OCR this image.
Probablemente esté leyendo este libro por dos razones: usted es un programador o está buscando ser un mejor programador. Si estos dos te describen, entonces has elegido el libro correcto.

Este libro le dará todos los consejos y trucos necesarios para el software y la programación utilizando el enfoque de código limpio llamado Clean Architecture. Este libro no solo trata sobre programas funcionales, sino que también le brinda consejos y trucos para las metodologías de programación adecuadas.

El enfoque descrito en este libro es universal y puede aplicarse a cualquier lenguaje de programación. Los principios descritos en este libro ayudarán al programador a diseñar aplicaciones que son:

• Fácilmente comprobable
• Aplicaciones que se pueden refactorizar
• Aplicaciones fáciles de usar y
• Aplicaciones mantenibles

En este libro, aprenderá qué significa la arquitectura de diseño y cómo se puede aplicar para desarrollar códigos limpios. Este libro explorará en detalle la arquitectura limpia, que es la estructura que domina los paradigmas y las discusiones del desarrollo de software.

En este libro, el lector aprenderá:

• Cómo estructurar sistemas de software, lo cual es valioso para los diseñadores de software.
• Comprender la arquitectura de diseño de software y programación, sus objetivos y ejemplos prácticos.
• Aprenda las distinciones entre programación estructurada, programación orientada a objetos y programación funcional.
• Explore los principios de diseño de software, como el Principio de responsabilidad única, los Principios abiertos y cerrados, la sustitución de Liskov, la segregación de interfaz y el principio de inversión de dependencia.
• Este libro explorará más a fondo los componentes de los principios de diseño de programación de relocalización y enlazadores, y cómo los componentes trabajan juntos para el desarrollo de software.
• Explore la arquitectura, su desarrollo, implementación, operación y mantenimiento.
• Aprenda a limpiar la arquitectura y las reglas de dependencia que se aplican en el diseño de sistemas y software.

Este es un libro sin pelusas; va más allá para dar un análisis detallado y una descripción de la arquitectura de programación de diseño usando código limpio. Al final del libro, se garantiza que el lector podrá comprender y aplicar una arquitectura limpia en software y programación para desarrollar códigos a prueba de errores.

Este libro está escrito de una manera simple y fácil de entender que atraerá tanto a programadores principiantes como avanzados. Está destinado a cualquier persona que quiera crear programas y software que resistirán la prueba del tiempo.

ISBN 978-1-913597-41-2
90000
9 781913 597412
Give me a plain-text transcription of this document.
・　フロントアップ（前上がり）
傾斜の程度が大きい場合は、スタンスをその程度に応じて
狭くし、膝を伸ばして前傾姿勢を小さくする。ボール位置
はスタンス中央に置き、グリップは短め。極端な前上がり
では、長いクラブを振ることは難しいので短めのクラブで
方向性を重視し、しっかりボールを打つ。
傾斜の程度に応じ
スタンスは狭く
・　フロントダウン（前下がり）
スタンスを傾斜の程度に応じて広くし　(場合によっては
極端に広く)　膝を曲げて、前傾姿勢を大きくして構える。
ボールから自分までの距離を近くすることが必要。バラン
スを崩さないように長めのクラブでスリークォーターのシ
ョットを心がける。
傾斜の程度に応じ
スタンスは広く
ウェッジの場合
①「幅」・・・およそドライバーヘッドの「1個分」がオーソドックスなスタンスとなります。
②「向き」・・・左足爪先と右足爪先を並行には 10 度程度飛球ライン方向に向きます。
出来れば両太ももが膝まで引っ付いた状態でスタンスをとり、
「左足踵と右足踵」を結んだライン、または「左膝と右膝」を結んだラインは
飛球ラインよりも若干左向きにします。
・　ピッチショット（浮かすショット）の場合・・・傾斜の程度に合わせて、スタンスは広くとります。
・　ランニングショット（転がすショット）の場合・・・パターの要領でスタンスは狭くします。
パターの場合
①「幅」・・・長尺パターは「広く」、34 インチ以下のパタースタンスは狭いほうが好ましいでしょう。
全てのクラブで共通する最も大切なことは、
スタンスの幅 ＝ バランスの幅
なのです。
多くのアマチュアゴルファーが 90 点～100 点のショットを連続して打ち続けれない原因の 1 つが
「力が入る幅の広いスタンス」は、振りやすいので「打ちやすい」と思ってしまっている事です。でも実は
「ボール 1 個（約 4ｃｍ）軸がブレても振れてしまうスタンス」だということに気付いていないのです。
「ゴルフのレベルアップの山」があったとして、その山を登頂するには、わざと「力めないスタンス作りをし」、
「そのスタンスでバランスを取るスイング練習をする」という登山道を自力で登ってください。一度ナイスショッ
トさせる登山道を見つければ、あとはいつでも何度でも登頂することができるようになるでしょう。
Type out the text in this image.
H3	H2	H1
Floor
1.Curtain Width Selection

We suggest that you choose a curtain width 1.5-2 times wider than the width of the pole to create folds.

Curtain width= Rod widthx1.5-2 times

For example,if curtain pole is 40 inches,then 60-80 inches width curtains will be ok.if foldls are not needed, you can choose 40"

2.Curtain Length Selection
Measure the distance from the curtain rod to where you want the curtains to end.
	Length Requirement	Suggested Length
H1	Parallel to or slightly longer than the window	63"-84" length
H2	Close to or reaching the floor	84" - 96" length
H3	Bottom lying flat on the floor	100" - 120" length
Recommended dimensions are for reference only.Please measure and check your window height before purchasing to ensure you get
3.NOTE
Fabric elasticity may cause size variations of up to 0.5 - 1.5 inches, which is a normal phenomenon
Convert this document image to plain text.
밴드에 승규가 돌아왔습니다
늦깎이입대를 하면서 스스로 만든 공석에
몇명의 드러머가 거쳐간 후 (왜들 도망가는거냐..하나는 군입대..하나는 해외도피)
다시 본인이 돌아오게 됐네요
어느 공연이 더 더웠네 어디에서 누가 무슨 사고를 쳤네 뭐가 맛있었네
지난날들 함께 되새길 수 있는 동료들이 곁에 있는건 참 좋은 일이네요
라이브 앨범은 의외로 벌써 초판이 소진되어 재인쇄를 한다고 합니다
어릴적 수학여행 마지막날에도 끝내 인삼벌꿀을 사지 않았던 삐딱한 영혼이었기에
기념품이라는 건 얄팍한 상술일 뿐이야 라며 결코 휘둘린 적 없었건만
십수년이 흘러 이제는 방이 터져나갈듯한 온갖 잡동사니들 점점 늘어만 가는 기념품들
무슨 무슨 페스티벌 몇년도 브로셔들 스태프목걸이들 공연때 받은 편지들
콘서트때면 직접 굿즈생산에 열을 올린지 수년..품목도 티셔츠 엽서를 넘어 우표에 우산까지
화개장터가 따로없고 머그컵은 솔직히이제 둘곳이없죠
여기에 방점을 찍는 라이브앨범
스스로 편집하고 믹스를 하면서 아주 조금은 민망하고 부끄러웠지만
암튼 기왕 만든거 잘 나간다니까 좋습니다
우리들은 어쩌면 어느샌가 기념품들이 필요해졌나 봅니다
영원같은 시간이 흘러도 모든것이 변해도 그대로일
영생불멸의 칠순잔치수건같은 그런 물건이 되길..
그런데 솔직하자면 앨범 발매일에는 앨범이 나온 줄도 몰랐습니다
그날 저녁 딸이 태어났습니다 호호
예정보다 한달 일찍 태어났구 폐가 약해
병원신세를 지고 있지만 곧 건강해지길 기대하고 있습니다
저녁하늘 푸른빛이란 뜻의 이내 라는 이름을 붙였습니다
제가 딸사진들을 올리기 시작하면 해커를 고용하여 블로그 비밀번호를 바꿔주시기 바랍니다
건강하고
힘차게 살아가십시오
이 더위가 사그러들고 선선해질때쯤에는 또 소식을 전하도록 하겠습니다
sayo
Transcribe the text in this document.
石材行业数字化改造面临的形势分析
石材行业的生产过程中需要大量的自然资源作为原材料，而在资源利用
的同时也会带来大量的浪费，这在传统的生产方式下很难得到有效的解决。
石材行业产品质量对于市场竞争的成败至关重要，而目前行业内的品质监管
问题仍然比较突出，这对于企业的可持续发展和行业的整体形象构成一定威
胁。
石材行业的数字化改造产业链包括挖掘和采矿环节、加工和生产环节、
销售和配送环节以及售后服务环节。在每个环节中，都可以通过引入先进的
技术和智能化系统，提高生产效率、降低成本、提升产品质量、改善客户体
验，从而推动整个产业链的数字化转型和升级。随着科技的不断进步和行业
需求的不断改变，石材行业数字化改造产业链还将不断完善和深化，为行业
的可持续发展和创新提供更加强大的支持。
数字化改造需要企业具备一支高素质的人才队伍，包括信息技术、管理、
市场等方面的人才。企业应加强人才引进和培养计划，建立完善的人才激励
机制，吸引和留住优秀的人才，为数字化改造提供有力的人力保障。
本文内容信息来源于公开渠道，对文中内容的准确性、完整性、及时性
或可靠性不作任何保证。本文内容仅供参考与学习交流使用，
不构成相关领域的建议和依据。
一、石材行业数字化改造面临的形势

━━━━━━━━━━━━━━━━━━━━

Task objective:
Your task is to write out the lines from the one with "Transcribe the text in this document." through the end of the records, exactly and with nothing added.

Answer:
Transcribe the text in this document.
石材行业数字化改造面临的形势分析
石材行业的生产过程中需要大量的自然资源作为原材料，而在资源利用
的同时也会带来大量的浪费，这在传统的生产方式下很难得到有效的解决。
石材行业产品质量对于市场竞争的成败至关重要，而目前行业内的品质监管
问题仍然比较突出，这对于企业的可持续发展和行业的整体形象构成一定威
胁。
石材行业的数字化改造产业链包括挖掘和采矿环节、加工和生产环节、
销售和配送环节以及售后服务环节。在每个环节中，都可以通过引入先进的
技术和智能化系统，提高生产效率、降低成本、提升产品质量、改善客户体
验，从而推动整个产业链的数字化转型和升级。随着科技的不断进步和行业
需求的不断改变，石材行业数字化改造产业链还将不断完善和深化，为行业
的可持续发展和创新提供更加强大的支持。
数字化改造需要企业具备一支高素质的人才队伍，包括信息技术、管理、
市场等方面的人才。企业应加强人才引进和培养计划，建立完善的人才激励
机制，吸引和留住优秀的人才，为数字化改造提供有力的人力保障。
本文内容信息来源于公开渠道，对文中内容的准确性、完整性、及时性
或可靠性不作任何保证。本文内容仅供参考与学习交流使用，
不构成相关领域的建议和依据。
一、石材行业数字化改造面临的形势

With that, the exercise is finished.